[Collected data]
= = = = =

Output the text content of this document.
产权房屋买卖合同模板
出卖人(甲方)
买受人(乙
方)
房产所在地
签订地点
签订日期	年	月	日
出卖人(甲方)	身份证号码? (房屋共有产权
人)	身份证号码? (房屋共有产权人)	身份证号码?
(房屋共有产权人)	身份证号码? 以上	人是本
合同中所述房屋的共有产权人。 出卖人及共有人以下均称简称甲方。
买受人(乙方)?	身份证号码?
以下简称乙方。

= = = = =

Count every line of the records that holds the string "房屋共有产权人". Write only the total.

2